> [The request]:
For each line of the data below that holds "diagnostik", copy the line.

----

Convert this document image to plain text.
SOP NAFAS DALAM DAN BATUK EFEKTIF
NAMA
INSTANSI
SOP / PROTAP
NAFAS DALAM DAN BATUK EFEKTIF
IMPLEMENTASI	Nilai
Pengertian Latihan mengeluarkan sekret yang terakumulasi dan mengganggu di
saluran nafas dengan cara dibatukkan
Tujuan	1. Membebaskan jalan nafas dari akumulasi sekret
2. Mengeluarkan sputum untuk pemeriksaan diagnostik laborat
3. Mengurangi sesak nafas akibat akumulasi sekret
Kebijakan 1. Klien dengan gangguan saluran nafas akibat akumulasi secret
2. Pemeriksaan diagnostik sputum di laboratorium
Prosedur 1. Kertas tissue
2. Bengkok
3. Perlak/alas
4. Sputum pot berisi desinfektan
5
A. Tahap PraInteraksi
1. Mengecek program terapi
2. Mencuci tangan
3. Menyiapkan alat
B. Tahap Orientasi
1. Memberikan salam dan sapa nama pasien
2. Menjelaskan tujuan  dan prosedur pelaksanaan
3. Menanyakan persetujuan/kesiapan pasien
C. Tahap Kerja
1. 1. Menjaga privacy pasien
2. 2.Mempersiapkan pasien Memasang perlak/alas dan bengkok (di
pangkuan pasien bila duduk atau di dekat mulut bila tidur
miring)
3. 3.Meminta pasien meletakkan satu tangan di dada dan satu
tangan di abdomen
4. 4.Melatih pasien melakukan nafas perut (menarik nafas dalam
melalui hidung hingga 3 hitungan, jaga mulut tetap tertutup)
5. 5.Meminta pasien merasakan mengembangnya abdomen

----

> [The result]:
2. Mengeluarkan sputum untuk pemeriksaan diagnostik laborat
2. Pemeriksaan diagnostik sputum di laboratorium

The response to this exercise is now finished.